What you should do:
Extract and list every line that contains the word "none".

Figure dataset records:

##########

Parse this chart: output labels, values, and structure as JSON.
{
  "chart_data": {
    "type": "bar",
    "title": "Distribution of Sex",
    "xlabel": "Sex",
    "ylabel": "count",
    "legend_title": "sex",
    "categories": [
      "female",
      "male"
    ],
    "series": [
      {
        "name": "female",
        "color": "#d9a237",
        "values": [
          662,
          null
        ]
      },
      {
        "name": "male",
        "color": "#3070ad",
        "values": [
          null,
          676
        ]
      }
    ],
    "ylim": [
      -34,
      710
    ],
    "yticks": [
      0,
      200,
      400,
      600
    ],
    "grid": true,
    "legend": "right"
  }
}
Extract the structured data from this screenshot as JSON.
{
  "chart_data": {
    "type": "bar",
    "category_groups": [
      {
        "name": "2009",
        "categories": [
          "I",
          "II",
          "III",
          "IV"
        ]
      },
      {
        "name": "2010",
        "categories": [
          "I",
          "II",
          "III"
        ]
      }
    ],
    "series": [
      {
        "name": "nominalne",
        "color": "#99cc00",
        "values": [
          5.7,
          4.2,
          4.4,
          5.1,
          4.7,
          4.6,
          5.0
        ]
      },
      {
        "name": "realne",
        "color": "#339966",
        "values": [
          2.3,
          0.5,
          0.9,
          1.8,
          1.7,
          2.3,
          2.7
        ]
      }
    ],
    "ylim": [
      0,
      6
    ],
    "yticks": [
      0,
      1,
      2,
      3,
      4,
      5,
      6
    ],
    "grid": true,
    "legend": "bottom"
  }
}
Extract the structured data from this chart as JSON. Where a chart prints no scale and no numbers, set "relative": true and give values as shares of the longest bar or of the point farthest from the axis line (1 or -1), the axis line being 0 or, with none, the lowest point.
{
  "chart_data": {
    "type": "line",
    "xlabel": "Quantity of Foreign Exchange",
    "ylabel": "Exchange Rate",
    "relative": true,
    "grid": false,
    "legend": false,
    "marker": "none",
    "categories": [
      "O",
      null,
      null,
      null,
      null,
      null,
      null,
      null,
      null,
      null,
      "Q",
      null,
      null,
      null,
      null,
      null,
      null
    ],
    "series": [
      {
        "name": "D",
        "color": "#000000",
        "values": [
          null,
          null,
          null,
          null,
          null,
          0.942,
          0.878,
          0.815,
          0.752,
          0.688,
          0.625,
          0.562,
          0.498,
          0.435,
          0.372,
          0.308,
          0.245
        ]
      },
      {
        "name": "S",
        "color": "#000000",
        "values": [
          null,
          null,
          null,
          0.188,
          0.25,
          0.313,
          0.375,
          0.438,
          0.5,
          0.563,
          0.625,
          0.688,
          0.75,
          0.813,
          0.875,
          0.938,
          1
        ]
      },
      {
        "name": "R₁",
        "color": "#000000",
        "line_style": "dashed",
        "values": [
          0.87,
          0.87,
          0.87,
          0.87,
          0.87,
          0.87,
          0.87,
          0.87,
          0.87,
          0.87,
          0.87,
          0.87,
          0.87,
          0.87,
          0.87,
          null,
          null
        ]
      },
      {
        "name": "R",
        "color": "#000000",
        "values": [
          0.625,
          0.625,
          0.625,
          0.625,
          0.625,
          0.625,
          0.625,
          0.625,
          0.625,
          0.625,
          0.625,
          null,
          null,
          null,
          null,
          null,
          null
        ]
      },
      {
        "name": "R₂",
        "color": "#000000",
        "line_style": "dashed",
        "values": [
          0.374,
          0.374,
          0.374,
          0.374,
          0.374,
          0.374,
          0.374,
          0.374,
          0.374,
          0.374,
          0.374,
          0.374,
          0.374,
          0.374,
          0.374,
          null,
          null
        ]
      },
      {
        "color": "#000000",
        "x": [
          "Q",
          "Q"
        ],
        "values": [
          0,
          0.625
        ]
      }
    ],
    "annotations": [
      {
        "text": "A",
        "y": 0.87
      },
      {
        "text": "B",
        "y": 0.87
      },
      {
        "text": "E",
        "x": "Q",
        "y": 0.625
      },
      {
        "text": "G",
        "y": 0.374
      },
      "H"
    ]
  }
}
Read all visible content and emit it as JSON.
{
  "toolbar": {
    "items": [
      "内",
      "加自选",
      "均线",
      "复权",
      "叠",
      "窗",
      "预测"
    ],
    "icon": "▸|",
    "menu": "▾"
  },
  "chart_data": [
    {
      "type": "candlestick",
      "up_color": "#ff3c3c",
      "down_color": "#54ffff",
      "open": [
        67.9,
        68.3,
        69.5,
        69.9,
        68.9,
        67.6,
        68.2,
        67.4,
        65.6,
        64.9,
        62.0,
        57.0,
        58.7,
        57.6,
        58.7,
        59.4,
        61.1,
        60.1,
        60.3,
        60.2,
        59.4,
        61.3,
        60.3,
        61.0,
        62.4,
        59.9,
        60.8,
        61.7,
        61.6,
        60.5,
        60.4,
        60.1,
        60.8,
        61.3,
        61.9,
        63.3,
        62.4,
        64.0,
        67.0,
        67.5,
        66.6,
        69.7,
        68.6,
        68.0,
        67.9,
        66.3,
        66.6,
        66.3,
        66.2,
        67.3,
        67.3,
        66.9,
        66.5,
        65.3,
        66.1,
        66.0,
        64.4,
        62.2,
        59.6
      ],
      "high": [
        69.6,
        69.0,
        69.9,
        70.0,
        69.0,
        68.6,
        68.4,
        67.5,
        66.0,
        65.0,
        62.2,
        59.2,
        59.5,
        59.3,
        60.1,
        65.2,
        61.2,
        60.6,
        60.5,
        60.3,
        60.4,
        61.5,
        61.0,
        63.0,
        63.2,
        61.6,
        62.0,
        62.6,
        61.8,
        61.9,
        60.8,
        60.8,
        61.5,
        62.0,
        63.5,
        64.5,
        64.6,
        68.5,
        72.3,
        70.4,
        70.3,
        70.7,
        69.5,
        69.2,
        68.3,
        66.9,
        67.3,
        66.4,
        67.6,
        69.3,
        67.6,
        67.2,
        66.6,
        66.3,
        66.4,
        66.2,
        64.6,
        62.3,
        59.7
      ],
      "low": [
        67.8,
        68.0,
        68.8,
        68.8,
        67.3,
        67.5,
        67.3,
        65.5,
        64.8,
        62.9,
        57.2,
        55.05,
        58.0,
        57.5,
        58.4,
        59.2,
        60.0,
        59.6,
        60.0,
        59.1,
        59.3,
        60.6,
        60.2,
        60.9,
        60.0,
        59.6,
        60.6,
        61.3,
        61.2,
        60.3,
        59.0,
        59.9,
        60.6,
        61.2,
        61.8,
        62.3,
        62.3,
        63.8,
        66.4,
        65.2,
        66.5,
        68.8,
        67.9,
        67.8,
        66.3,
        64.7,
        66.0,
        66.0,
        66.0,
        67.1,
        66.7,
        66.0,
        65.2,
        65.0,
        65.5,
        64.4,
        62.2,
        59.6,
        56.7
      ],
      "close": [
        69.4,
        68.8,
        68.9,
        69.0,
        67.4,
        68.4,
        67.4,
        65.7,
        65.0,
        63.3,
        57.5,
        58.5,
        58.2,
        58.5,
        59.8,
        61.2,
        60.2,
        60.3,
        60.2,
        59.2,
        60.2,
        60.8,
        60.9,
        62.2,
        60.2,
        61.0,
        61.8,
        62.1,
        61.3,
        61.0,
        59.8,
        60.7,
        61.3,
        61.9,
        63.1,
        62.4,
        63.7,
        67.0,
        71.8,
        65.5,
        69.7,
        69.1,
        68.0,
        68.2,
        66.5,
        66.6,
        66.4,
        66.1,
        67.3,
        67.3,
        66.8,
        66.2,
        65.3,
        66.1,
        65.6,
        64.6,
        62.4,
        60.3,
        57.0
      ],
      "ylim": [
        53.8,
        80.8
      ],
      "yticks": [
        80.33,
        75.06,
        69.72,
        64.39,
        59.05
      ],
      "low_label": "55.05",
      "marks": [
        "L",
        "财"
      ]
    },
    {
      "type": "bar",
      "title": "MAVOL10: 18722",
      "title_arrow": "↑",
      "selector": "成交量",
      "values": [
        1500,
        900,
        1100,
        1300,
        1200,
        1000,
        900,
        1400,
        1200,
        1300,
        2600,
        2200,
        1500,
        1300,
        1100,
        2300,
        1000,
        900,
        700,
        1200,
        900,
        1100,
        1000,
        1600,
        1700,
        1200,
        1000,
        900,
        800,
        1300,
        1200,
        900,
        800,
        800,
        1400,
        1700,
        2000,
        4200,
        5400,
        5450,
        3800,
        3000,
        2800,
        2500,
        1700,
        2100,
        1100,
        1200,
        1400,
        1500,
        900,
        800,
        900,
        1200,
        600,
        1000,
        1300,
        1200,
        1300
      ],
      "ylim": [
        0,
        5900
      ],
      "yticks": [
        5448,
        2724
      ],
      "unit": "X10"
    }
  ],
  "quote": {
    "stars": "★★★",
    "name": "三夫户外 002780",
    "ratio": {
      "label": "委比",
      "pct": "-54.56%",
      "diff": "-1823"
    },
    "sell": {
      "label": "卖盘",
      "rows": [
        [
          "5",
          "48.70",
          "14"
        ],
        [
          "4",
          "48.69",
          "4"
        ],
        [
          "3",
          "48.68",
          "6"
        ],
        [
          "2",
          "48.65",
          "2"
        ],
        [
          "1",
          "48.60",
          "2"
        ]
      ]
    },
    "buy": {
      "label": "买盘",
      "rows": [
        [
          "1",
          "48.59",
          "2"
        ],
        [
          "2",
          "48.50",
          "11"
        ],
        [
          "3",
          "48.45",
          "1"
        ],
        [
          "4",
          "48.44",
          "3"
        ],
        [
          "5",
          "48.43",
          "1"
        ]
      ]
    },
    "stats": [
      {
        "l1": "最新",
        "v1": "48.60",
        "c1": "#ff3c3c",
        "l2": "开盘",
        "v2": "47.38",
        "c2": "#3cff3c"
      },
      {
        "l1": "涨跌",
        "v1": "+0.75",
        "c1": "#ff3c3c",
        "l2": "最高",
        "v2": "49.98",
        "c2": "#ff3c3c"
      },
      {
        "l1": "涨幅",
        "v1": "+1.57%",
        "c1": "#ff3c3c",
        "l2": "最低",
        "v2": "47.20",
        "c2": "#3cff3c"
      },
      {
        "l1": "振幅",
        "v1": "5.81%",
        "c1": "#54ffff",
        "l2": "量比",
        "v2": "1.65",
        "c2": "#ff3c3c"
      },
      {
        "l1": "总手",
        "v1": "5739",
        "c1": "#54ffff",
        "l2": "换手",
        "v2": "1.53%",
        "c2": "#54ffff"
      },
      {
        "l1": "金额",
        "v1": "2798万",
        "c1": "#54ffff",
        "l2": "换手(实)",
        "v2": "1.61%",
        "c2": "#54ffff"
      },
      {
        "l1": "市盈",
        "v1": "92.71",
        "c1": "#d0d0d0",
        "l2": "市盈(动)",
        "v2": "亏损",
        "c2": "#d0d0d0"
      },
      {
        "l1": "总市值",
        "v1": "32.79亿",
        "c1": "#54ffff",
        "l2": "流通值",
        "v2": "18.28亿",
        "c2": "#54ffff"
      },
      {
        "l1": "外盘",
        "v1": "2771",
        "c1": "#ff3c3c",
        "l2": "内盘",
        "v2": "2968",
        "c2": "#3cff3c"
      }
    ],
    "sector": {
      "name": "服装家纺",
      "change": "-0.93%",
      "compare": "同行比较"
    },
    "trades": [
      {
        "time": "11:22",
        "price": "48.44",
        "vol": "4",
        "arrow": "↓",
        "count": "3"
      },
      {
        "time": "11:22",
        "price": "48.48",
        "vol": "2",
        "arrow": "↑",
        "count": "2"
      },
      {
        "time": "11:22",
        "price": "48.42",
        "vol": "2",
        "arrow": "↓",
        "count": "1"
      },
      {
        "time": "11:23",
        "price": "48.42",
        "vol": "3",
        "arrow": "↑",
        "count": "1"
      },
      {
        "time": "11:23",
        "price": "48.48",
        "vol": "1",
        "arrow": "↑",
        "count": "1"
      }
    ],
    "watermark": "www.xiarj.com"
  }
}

##########

The reply:
Extract the structured data from this chart as JSON. Where a chart prints no scale and no numbers, set "relative": true and give values as shares of the longest bar or of the point farthest from the axis line (1 or -1), the axis line being 0 or, with none, the lowest point.
    "marker": "none",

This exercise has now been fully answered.